**What you will do:** Go through the listing beneath this task and return every line that carries the string "slope".

* begin *

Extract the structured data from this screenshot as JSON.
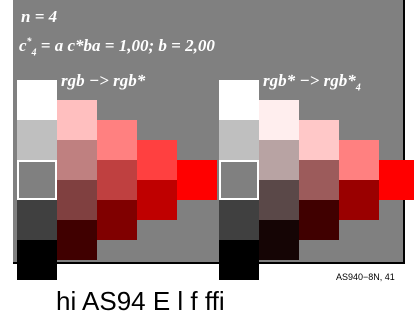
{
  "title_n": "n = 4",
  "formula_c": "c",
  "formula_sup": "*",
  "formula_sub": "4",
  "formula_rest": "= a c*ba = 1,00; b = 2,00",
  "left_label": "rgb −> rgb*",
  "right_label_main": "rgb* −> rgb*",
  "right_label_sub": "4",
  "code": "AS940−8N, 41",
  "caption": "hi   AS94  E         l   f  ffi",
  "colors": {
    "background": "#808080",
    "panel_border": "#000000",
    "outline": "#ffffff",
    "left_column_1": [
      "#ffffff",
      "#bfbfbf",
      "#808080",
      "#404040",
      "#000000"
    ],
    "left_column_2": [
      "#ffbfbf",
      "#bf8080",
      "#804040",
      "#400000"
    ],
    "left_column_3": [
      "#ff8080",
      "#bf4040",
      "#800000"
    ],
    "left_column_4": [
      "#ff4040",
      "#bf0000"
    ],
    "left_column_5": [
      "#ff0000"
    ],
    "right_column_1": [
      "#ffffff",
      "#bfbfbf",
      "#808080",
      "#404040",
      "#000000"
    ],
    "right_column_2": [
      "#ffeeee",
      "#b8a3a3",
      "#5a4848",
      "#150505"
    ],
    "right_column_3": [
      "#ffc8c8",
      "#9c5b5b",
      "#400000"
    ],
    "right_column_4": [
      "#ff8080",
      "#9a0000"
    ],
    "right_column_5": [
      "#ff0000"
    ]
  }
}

* end *
* begin *

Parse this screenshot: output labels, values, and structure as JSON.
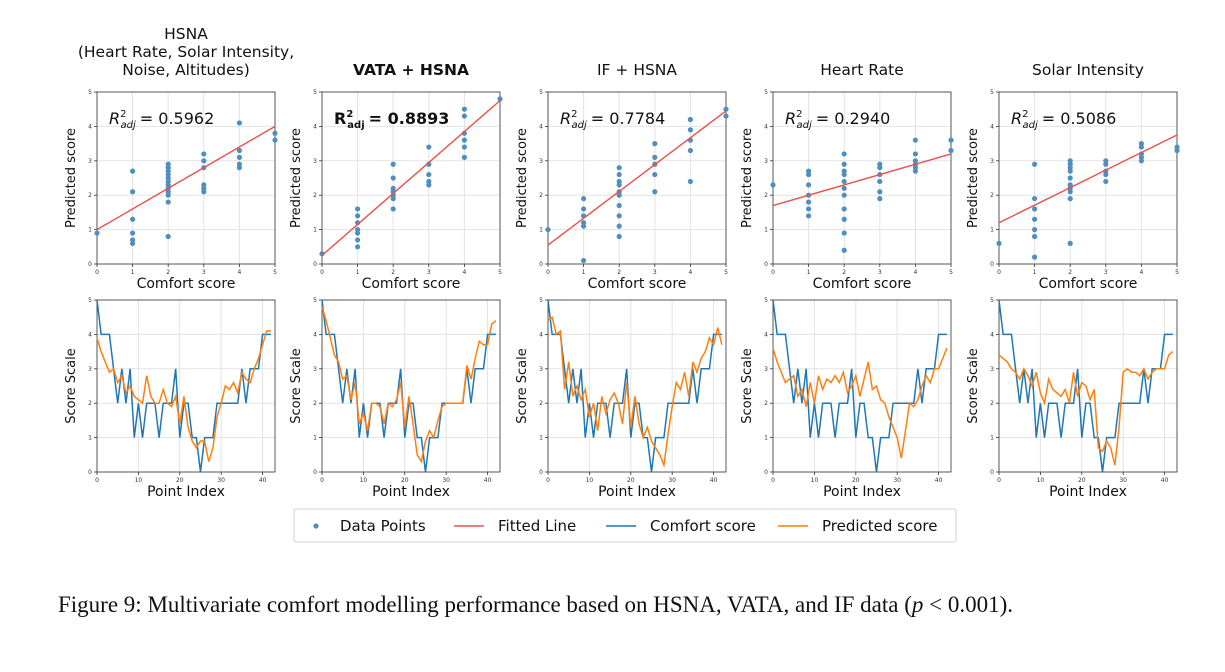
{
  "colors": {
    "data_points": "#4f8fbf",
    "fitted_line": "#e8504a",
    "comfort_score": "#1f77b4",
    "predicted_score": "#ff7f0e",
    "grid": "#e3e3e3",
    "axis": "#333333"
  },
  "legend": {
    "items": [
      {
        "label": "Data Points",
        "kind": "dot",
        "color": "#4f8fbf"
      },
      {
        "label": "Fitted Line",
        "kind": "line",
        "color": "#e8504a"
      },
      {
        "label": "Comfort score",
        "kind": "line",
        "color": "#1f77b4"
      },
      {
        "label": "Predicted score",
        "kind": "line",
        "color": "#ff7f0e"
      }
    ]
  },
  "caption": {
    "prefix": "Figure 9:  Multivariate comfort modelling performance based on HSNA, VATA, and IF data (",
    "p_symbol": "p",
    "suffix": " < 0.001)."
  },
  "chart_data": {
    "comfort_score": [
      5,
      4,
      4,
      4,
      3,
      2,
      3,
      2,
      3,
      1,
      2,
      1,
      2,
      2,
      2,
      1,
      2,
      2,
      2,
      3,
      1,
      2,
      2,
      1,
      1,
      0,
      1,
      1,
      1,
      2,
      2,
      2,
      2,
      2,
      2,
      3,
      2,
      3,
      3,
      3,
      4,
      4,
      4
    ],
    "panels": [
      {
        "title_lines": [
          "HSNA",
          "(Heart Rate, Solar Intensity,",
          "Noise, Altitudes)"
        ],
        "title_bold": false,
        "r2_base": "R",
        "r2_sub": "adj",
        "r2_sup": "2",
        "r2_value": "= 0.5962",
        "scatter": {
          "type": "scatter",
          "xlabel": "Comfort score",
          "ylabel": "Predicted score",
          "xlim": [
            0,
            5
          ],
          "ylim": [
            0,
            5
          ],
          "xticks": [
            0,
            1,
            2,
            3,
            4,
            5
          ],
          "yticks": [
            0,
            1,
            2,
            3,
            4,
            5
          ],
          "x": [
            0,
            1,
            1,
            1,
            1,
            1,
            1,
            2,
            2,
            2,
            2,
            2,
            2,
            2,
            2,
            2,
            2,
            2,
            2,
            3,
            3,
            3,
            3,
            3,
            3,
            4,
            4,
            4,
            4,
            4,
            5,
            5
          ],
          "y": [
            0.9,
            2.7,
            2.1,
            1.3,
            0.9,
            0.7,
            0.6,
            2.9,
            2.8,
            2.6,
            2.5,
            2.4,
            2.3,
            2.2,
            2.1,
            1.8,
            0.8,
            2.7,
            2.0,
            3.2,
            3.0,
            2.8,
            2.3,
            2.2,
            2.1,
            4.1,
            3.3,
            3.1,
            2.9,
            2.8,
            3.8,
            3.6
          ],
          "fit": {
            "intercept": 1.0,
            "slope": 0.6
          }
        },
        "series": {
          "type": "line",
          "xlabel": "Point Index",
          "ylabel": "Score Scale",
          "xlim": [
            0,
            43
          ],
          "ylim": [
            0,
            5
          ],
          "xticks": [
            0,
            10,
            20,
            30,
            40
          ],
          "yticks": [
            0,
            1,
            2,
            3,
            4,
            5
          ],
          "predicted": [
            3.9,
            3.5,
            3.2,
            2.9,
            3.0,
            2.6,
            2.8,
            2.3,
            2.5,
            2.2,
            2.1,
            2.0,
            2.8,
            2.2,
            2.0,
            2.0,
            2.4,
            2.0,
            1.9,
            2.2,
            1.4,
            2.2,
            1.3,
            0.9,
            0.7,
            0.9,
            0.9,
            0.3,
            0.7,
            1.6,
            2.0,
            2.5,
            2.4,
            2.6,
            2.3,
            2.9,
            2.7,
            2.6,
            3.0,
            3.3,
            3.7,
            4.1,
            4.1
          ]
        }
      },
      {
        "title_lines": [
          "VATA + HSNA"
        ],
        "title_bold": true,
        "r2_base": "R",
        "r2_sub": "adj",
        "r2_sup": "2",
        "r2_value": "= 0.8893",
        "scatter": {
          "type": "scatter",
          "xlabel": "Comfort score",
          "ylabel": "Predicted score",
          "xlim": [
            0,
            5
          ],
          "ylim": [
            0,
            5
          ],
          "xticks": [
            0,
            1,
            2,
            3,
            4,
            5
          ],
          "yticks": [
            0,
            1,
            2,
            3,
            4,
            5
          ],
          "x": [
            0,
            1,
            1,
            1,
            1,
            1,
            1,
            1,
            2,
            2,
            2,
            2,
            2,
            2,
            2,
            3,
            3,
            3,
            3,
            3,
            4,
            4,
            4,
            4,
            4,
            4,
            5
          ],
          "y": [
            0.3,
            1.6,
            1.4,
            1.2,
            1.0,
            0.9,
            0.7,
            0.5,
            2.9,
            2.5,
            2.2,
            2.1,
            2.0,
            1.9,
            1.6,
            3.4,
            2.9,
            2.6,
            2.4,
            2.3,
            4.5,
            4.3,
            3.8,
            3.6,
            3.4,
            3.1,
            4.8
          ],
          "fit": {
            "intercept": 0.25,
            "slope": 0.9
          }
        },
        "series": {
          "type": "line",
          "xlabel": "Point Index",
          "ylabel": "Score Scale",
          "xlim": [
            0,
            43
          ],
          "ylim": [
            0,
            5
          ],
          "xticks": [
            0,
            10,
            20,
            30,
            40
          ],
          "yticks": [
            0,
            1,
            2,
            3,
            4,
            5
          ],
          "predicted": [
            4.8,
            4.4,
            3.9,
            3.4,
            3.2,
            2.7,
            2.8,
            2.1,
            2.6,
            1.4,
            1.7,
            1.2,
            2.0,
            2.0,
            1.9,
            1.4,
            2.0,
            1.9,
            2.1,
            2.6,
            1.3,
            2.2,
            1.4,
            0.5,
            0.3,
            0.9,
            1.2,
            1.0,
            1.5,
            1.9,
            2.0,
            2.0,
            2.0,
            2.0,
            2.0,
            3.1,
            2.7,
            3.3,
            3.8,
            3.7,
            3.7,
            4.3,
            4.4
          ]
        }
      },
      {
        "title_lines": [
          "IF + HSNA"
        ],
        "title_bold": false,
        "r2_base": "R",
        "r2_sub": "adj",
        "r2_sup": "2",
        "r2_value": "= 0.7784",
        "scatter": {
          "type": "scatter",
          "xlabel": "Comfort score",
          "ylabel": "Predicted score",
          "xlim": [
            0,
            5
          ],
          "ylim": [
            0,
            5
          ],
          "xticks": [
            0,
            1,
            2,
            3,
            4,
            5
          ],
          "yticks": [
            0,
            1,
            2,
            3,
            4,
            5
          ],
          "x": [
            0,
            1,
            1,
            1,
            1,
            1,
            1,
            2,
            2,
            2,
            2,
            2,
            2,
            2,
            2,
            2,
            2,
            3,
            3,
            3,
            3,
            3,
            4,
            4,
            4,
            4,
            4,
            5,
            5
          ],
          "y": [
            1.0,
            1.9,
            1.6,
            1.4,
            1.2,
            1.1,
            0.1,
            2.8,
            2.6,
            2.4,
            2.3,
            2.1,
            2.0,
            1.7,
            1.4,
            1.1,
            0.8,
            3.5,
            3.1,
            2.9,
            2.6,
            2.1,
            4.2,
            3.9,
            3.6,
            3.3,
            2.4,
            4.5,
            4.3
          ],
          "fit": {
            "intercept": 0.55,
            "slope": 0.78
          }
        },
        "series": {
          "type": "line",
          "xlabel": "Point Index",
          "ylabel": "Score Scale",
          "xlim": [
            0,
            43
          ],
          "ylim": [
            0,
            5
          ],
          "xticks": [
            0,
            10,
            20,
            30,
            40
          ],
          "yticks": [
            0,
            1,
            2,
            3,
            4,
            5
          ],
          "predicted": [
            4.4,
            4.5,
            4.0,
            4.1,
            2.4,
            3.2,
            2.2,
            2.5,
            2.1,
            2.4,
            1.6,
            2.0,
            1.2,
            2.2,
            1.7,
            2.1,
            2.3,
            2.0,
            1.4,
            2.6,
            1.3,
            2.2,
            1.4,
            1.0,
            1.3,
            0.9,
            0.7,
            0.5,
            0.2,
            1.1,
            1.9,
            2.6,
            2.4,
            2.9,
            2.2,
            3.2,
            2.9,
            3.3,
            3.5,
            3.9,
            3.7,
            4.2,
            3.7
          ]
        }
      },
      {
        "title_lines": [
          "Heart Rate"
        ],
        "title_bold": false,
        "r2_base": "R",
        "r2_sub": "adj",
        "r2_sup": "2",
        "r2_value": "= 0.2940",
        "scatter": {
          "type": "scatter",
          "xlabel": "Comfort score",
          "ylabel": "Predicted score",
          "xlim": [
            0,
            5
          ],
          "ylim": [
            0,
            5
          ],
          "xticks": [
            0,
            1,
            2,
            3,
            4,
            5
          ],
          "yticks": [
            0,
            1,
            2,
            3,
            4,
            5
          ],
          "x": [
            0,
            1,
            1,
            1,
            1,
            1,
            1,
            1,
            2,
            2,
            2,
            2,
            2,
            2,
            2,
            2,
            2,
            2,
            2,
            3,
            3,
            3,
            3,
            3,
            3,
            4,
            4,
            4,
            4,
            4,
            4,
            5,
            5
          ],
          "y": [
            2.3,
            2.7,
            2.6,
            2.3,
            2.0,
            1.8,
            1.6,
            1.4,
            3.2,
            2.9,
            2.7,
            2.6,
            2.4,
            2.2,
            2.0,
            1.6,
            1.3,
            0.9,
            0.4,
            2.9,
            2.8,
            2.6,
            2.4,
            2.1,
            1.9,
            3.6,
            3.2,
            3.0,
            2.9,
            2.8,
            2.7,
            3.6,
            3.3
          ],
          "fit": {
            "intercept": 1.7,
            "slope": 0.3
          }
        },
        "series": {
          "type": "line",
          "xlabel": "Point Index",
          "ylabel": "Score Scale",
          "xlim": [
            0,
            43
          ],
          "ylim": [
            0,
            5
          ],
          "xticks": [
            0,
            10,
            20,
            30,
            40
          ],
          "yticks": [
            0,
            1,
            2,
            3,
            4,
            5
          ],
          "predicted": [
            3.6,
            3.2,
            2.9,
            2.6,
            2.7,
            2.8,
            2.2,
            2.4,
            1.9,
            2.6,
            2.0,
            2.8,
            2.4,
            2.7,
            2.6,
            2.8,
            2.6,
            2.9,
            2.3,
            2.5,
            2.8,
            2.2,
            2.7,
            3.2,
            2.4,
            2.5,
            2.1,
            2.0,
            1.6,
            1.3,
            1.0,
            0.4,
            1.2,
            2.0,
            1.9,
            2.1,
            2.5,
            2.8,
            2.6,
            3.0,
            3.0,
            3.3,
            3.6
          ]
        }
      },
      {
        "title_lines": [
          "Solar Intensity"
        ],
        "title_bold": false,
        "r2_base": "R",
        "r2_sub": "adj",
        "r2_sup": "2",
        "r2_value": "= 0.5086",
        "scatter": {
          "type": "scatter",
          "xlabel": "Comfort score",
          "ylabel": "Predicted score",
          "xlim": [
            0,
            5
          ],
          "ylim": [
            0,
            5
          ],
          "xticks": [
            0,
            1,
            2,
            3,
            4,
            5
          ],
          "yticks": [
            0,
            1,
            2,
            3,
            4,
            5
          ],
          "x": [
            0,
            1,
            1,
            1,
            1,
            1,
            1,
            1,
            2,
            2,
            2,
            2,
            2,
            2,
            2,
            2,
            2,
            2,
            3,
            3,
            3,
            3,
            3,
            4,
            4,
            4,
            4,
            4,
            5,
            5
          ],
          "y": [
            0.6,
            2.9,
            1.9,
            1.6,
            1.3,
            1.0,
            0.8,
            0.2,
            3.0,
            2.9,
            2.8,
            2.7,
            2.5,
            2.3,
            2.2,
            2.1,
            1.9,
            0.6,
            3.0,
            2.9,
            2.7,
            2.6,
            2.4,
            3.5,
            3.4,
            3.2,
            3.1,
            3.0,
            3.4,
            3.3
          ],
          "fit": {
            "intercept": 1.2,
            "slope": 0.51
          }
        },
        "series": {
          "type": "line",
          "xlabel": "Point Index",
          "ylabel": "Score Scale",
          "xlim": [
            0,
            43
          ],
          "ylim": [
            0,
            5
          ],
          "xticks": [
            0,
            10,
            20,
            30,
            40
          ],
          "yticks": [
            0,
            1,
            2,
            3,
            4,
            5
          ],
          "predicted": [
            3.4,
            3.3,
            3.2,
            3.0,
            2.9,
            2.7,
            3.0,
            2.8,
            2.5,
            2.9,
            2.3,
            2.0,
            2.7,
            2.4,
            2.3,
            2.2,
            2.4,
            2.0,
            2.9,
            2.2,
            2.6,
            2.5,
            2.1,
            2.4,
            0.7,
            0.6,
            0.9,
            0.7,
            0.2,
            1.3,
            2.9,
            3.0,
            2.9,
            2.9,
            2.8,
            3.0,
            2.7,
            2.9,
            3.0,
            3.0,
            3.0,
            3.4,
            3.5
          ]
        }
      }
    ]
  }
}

* end *
* begin *

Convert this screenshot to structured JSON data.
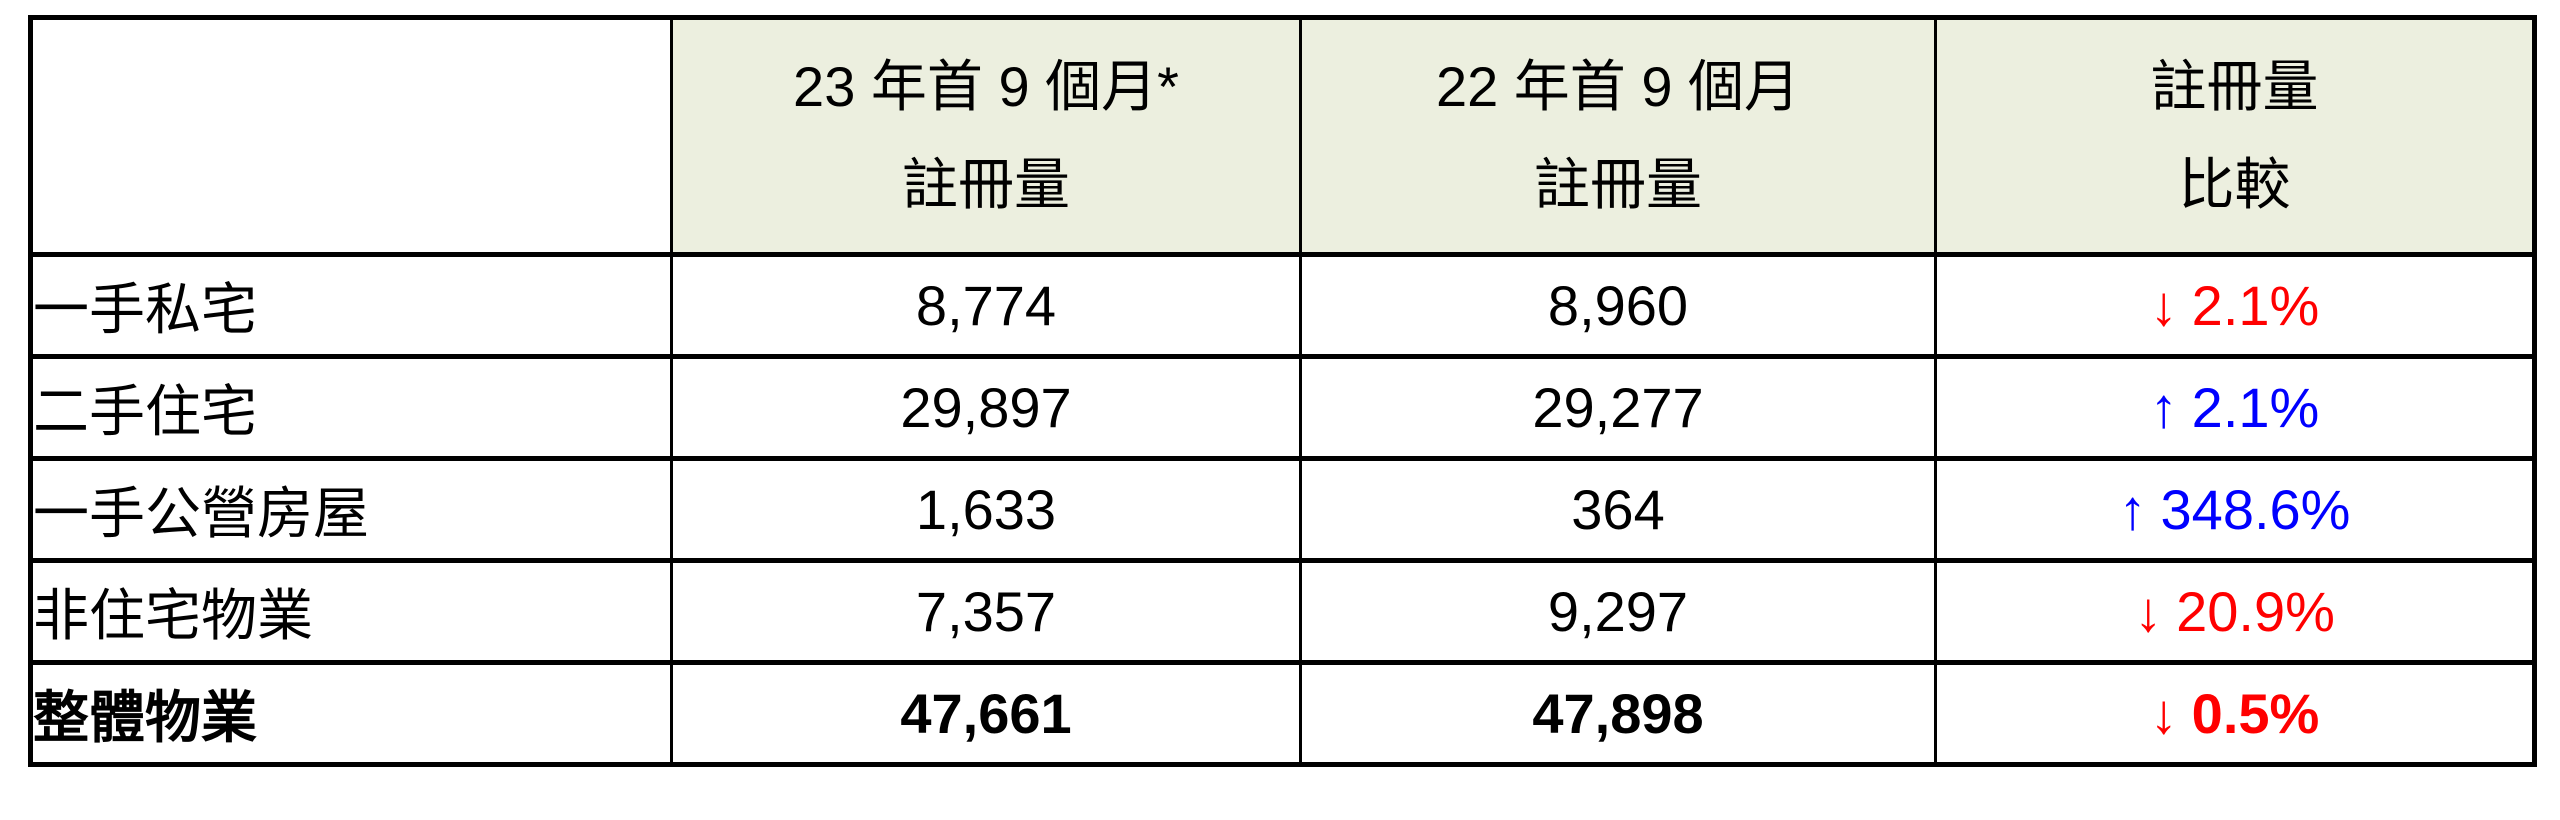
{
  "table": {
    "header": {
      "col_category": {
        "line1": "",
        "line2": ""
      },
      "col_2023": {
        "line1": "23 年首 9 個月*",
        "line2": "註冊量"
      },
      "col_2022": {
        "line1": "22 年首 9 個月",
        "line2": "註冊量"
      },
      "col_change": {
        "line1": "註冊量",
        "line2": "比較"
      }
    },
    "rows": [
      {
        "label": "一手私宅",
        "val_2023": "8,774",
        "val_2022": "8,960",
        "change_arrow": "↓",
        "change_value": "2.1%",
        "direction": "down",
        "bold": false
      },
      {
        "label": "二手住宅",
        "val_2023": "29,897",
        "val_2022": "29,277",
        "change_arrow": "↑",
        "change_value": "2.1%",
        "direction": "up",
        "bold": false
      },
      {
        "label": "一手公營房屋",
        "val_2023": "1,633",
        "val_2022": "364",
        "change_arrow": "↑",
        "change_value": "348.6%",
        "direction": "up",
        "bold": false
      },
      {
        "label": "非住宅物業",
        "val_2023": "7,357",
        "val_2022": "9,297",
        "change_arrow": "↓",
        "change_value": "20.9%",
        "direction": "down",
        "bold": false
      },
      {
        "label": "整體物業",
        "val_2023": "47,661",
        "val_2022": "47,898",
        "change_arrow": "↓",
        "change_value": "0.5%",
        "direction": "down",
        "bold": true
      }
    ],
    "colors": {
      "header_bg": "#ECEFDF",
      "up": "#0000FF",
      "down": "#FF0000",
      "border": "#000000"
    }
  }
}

* end *

**Solution for this exercise:**
            "slope": 0.6
            "slope": 0.9
            "slope": 0.78
            "slope": 0.3
            "slope": 0.51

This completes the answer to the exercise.